>> Start PROVIDED INFORMATION
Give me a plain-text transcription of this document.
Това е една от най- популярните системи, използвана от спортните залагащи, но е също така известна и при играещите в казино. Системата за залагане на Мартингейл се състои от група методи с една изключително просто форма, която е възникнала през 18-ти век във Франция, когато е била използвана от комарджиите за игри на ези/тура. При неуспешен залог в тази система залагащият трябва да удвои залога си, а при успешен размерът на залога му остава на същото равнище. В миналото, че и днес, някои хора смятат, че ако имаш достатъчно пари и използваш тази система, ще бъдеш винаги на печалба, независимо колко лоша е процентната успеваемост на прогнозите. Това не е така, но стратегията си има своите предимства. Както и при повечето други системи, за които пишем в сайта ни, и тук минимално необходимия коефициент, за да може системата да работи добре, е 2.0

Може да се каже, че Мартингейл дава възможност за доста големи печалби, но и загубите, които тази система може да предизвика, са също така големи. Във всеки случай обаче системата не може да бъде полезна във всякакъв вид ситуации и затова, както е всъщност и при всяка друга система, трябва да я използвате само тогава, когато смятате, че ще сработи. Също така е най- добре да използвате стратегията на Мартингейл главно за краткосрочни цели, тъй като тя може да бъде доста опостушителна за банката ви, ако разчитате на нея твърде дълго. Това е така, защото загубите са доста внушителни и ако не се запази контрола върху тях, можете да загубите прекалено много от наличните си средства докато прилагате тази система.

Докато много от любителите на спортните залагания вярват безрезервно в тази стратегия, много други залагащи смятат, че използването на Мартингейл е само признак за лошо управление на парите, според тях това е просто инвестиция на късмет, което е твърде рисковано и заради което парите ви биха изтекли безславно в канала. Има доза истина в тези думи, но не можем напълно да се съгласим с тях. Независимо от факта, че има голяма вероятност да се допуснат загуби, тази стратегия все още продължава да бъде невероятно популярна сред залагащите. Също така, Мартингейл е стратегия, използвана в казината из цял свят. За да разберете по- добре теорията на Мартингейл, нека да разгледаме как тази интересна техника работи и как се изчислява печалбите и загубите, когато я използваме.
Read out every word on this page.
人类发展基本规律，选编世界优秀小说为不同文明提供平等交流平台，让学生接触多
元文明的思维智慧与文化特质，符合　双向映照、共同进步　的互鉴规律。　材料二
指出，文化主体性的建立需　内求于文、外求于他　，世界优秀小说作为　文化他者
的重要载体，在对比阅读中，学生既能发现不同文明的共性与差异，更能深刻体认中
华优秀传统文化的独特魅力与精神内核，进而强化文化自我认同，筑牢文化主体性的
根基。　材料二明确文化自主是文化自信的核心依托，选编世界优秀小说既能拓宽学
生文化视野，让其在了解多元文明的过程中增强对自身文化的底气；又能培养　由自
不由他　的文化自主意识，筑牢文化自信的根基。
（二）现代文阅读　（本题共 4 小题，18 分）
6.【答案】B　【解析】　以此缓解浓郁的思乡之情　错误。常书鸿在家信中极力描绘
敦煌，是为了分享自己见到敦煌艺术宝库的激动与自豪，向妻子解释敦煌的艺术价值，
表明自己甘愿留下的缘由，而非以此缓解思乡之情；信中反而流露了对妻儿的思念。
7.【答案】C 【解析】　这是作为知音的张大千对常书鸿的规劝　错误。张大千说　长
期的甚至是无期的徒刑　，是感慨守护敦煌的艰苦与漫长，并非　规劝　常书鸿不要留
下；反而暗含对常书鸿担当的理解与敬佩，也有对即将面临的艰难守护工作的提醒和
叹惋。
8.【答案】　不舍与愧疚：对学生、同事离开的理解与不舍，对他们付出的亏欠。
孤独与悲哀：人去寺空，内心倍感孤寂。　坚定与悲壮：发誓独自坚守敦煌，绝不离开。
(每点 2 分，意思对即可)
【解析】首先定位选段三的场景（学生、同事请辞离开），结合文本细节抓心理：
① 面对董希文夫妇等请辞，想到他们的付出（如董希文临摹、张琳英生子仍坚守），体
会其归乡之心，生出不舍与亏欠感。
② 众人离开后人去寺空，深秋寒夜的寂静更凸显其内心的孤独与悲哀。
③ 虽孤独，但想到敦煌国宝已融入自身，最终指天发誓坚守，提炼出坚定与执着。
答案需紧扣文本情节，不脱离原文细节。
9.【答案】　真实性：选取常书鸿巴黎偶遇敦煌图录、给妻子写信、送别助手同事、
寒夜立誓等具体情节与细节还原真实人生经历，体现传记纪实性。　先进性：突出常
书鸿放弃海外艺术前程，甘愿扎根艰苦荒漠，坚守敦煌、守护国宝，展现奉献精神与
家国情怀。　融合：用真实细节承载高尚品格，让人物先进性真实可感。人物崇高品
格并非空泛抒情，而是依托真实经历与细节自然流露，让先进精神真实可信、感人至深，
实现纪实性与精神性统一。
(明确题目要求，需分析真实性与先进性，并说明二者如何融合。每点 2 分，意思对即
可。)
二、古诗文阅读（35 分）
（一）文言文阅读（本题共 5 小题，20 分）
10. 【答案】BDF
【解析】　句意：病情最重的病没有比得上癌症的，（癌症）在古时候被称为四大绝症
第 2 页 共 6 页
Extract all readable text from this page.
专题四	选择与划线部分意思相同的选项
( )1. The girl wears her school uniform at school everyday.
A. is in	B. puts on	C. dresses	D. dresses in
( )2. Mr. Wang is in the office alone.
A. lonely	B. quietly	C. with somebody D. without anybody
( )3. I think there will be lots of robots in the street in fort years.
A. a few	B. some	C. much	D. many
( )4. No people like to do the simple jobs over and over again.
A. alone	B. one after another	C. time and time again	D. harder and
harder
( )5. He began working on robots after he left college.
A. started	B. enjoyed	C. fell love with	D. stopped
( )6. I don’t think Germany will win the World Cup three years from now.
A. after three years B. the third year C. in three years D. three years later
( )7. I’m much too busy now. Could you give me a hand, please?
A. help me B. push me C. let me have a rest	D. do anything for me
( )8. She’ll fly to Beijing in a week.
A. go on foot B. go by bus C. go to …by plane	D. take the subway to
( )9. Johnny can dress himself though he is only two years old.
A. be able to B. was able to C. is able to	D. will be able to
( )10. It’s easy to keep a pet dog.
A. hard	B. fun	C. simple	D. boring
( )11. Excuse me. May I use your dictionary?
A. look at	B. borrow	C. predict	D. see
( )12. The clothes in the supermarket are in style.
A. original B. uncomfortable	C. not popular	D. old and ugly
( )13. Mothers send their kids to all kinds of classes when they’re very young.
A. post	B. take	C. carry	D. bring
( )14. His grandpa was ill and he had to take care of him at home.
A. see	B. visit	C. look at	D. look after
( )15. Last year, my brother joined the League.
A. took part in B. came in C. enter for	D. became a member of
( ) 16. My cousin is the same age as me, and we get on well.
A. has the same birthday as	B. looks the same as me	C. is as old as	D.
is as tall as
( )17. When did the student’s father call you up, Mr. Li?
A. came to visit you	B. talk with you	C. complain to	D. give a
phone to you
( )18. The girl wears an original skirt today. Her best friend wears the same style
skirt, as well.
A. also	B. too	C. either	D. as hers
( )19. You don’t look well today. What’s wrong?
>> End PROVIDED INFORMATION
» **WRITTEN PROBLEM**
Find the word "системата" in the records and pull out each line that has it.

» **RESULT OF THE EXERCISE**
Това е една от най- популярните системи, използвана от спортните залагащи, но е също така известна и при играещите в казино. Системата за залагане на Мартингейл се състои от група методи с една изключително просто форма, която е възникнала през 18-ти век във Франция, когато е била използвана от комарджиите за игри на ези/тура. При неуспешен залог в тази система залагащият трябва да удвои залога си, а при успешен размерът на залога му остава на същото равнище. В миналото, че и днес, някои хора смятат, че ако имаш достатъчно пари и използваш тази система, ще бъдеш винаги на печалба, независимо колко лоша е процентната успеваемост на прогнозите. Това не е така, но стратегията си има своите предимства. Както и при повечето други системи, за които пишем в сайта ни, и тук минимално необходимия коефициент, за да може системата да работи добре, е 2.0
Може да се каже, че Мартингейл дава възможност за доста големи печалби, но и загубите, които тази система може да предизвика, са също така големи. Във всеки случай обаче системата не може да бъде полезна във всякакъв вид ситуации и затова, както е всъщност и при всяка друга система, трябва да я използвате само тогава, когато смятате, че ще сработи. Също така е най- добре да използвате стратегията на Мартингейл главно за краткосрочни цели, тъй като тя може да бъде доста опостушителна за банката ви, ако разчитате на нея твърде дълго. Това е така, защото загубите са доста внушителни и ако не се запази контрола върху тях, можете да загубите прекалено много от наличните си средства докато прилагате тази система.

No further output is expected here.